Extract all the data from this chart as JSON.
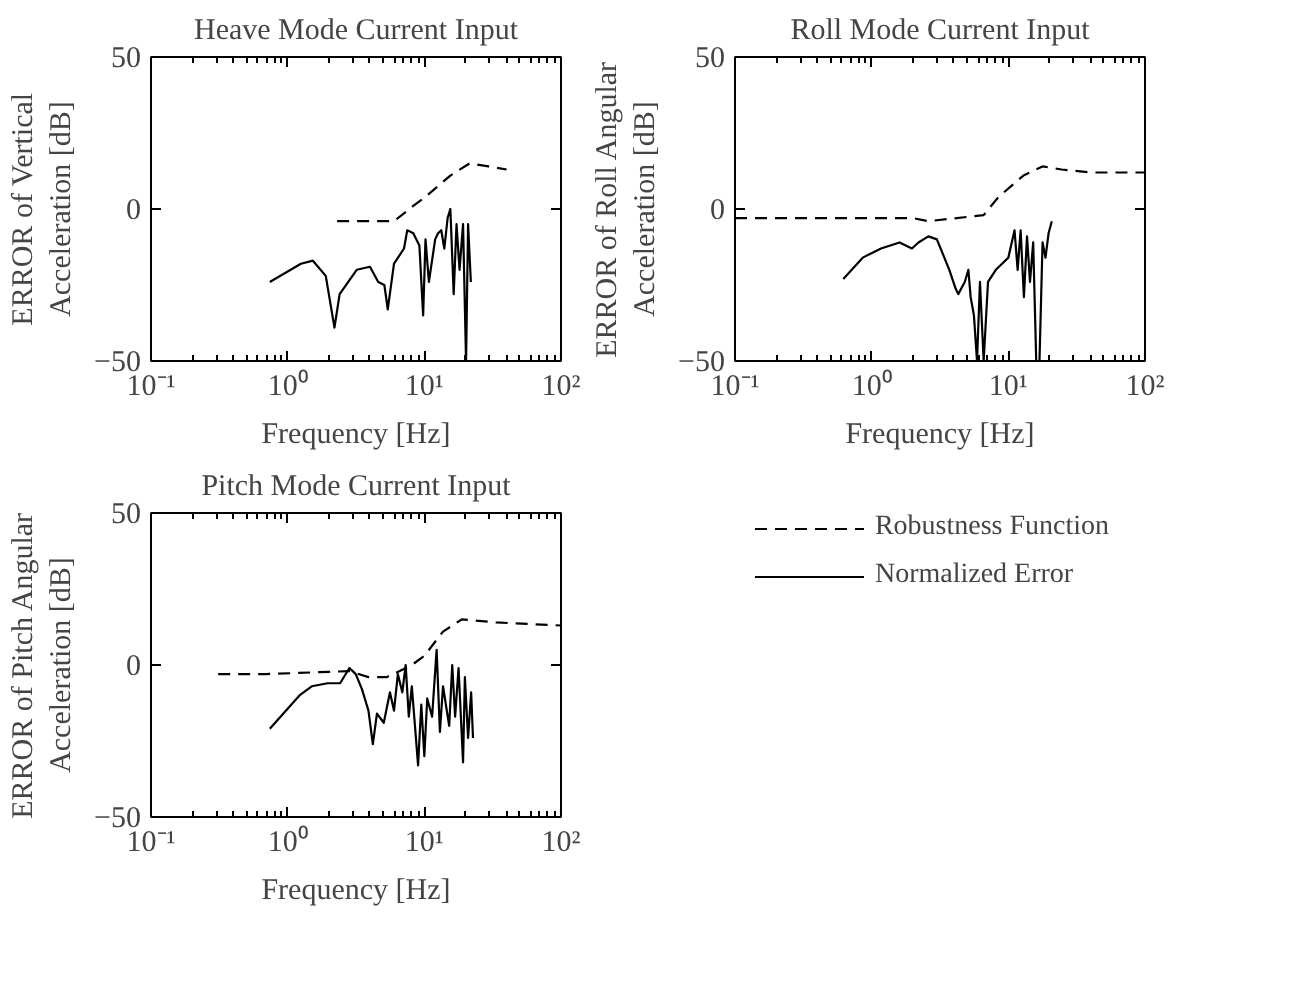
{
  "chart_data": [
    {
      "type": "line",
      "title": "Heave Mode Current Input",
      "xlabel": "Frequency [Hz]",
      "ylabel": "ERROR of Vertical\nAcceleration [dB]",
      "log": "x",
      "grid": false,
      "legend": false,
      "xlim": [
        0.1,
        100
      ],
      "ylim": [
        -50,
        50
      ],
      "xticks": [
        {
          "value": 0.1,
          "label": "10⁻¹"
        },
        {
          "value": 1,
          "label": "10⁰"
        },
        {
          "value": 10,
          "label": "10¹"
        },
        {
          "value": 100,
          "label": "10²"
        }
      ],
      "yticks": [
        -50,
        0,
        50
      ],
      "series": [
        {
          "color": "#000000",
          "line_style": "dashed",
          "x": [
            2.3,
            6.0,
            8.3,
            10.2,
            15.5,
            21.4,
            29.5,
            40
          ],
          "values": [
            -4,
            -4,
            1,
            4,
            11,
            15,
            14,
            13
          ]
        },
        {
          "color": "#000000",
          "line_style": "solid",
          "x": [
            0.74,
            1.25,
            1.53,
            1.9,
            2.2,
            2.4,
            3.2,
            4.0,
            4.6,
            5.1,
            5.4,
            6.0,
            7.1,
            7.5,
            8.3,
            9.2,
            9.8,
            10.2,
            10.8,
            12,
            12.6,
            13.3,
            14,
            14.8,
            15.5,
            16.4,
            17.2,
            18.1,
            19.2,
            20.2,
            20.9,
            21.9
          ],
          "values": [
            -24,
            -18,
            -17,
            -22,
            -39,
            -28,
            -20,
            -19,
            -24,
            -25,
            -33,
            -18,
            -13,
            -7,
            -8,
            -12,
            -35,
            -10,
            -24,
            -10,
            -8,
            -7,
            -13,
            -3,
            0,
            -28,
            -5,
            -20,
            -5,
            -50,
            -5,
            -24
          ]
        }
      ]
    },
    {
      "type": "line",
      "title": "Roll Mode Current Input",
      "xlabel": "Frequency [Hz]",
      "ylabel": "ERROR of Roll Angular\nAcceleration [dB]",
      "log": "x",
      "grid": false,
      "legend": false,
      "xlim": [
        0.1,
        100
      ],
      "ylim": [
        -50,
        50
      ],
      "xticks": [
        {
          "value": 0.1,
          "label": "10⁻¹"
        },
        {
          "value": 1,
          "label": "10⁰"
        },
        {
          "value": 10,
          "label": "10¹"
        },
        {
          "value": 100,
          "label": "10²"
        }
      ],
      "yticks": [
        -50,
        0,
        50
      ],
      "series": [
        {
          "color": "#000000",
          "line_style": "dashed",
          "x": [
            0.1,
            1.0,
            2.0,
            2.6,
            6.6,
            8.5,
            12.9,
            17.8,
            24.5,
            41,
            100
          ],
          "values": [
            -3,
            -3,
            -3,
            -4,
            -2,
            4,
            11,
            14,
            13,
            12,
            12
          ]
        },
        {
          "color": "#000000",
          "line_style": "solid",
          "x": [
            0.62,
            0.86,
            1.17,
            1.6,
            1.97,
            2.2,
            2.6,
            3.0,
            3.7,
            4.1,
            4.3,
            4.8,
            5.1,
            5.3,
            5.6,
            5.9,
            6.2,
            6.6,
            7.1,
            8.1,
            9.0,
            10,
            11.1,
            11.7,
            12.3,
            13,
            13.7,
            14.4,
            15.2,
            16,
            16.9,
            17.8,
            18.7,
            19.7,
            20.8
          ],
          "values": [
            -23,
            -16,
            -13,
            -11,
            -13,
            -11,
            -9,
            -10,
            -20,
            -26,
            -28,
            -24,
            -20,
            -29,
            -35,
            -50,
            -24,
            -50,
            -24,
            -20,
            -18,
            -16,
            -7,
            -20,
            -7,
            -29,
            -9,
            -24,
            -11,
            -50,
            -50,
            -11,
            -16,
            -8,
            -4
          ]
        }
      ]
    },
    {
      "type": "line",
      "title": "Pitch Mode Current Input",
      "xlabel": "Frequency [Hz]",
      "ylabel": "ERROR of Pitch Angular\nAcceleration [dB]",
      "log": "x",
      "grid": false,
      "legend": "right",
      "xlim": [
        0.1,
        100
      ],
      "ylim": [
        -50,
        50
      ],
      "xticks": [
        {
          "value": 0.1,
          "label": "10⁻¹"
        },
        {
          "value": 1,
          "label": "10⁰"
        },
        {
          "value": 10,
          "label": "10¹"
        },
        {
          "value": 100,
          "label": "10²"
        }
      ],
      "yticks": [
        -50,
        0,
        50
      ],
      "series": [
        {
          "name": "Robustness Function",
          "color": "#000000",
          "line_style": "dashed",
          "x": [
            0.31,
            0.69,
            2.83,
            3.9,
            5.3,
            6.6,
            8.1,
            10,
            13.7,
            18.8,
            33.5,
            100
          ],
          "values": [
            -3,
            -3,
            -2,
            -4,
            -4,
            -2,
            0,
            3,
            11,
            15,
            14,
            13
          ]
        },
        {
          "name": "Normalized Error",
          "color": "#000000",
          "line_style": "solid",
          "x": [
            0.74,
            1.22,
            1.5,
            1.96,
            2.42,
            2.83,
            3.15,
            3.5,
            3.9,
            4.2,
            4.5,
            5.05,
            5.6,
            6.0,
            6.4,
            6.9,
            7.3,
            7.7,
            8.1,
            9.0,
            9.5,
            10,
            10.5,
            11.4,
            12.3,
            13,
            13.7,
            15.2,
            16,
            16.8,
            17.8,
            19.2,
            19.8,
            20.9,
            22,
            22.7
          ],
          "values": [
            -21,
            -10,
            -7,
            -6,
            -6,
            -1,
            -3,
            -8,
            -15,
            -26,
            -16,
            -19,
            -9,
            -15,
            -3,
            -9,
            0,
            -17,
            -7,
            -33,
            -13,
            -30,
            -11,
            -17,
            5,
            -22,
            -7,
            -20,
            0,
            -17,
            -1,
            -32,
            -4,
            -24,
            -9,
            -24
          ]
        }
      ]
    }
  ]
}
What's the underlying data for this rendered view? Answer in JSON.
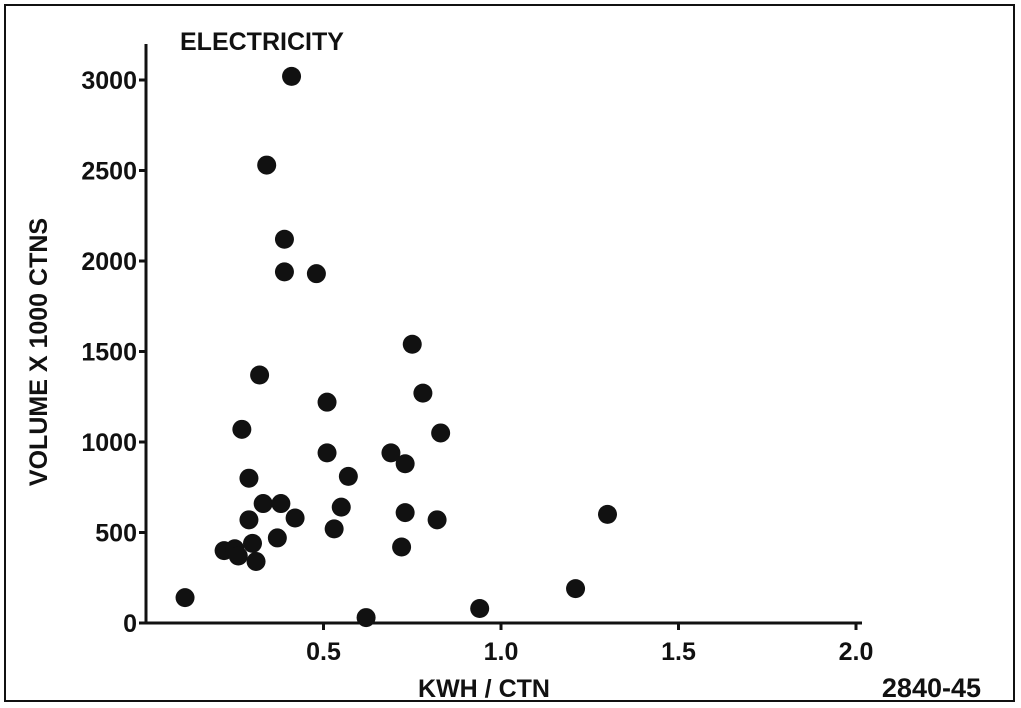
{
  "chart_data": {
    "type": "scatter",
    "title": "ELECTRICITY",
    "xlabel": "KWH / CTN",
    "ylabel": "VOLUME  X  1000  CTNS",
    "xlim": [
      0,
      2.0
    ],
    "ylim": [
      0,
      3000
    ],
    "x_ticks": [
      {
        "value": 0.5,
        "label": "0.5"
      },
      {
        "value": 1.0,
        "label": "1.0"
      },
      {
        "value": 1.5,
        "label": "1.5"
      },
      {
        "value": 2.0,
        "label": "2.0"
      }
    ],
    "y_ticks": [
      {
        "value": 0,
        "label": "0"
      },
      {
        "value": 500,
        "label": "500"
      },
      {
        "value": 1000,
        "label": "1000"
      },
      {
        "value": 1500,
        "label": "1500"
      },
      {
        "value": 2000,
        "label": "2000"
      },
      {
        "value": 2500,
        "label": "2500"
      },
      {
        "value": 3000,
        "label": "3000"
      }
    ],
    "grid": false,
    "marker_color": "#111111",
    "points": [
      {
        "x": 0.41,
        "y": 3020
      },
      {
        "x": 0.34,
        "y": 2530
      },
      {
        "x": 0.39,
        "y": 2120
      },
      {
        "x": 0.39,
        "y": 1940
      },
      {
        "x": 0.48,
        "y": 1930
      },
      {
        "x": 0.75,
        "y": 1540
      },
      {
        "x": 0.32,
        "y": 1370
      },
      {
        "x": 0.78,
        "y": 1270
      },
      {
        "x": 0.51,
        "y": 1220
      },
      {
        "x": 0.27,
        "y": 1070
      },
      {
        "x": 0.83,
        "y": 1050
      },
      {
        "x": 0.51,
        "y": 940
      },
      {
        "x": 0.69,
        "y": 940
      },
      {
        "x": 0.73,
        "y": 880
      },
      {
        "x": 0.57,
        "y": 810
      },
      {
        "x": 0.29,
        "y": 800
      },
      {
        "x": 0.33,
        "y": 660
      },
      {
        "x": 0.38,
        "y": 660
      },
      {
        "x": 0.55,
        "y": 640
      },
      {
        "x": 0.73,
        "y": 610
      },
      {
        "x": 1.3,
        "y": 600
      },
      {
        "x": 0.42,
        "y": 580
      },
      {
        "x": 0.29,
        "y": 570
      },
      {
        "x": 0.82,
        "y": 570
      },
      {
        "x": 0.53,
        "y": 520
      },
      {
        "x": 0.37,
        "y": 470
      },
      {
        "x": 0.3,
        "y": 440
      },
      {
        "x": 0.72,
        "y": 420
      },
      {
        "x": 0.22,
        "y": 400
      },
      {
        "x": 0.25,
        "y": 410
      },
      {
        "x": 0.26,
        "y": 370
      },
      {
        "x": 0.31,
        "y": 340
      },
      {
        "x": 1.21,
        "y": 190
      },
      {
        "x": 0.11,
        "y": 140
      },
      {
        "x": 0.94,
        "y": 80
      },
      {
        "x": 0.62,
        "y": 30
      }
    ]
  },
  "figure_id": "2840-45"
}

* * *

Problem to solve
In the records above, locate the lines holding the word "Angular". Copy each of them.

Task solution
      "ylabel": "ERROR of Roll Angular\nAcceleration [dB]",
      "ylabel": "ERROR of Pitch Angular\nAcceleration [dB]",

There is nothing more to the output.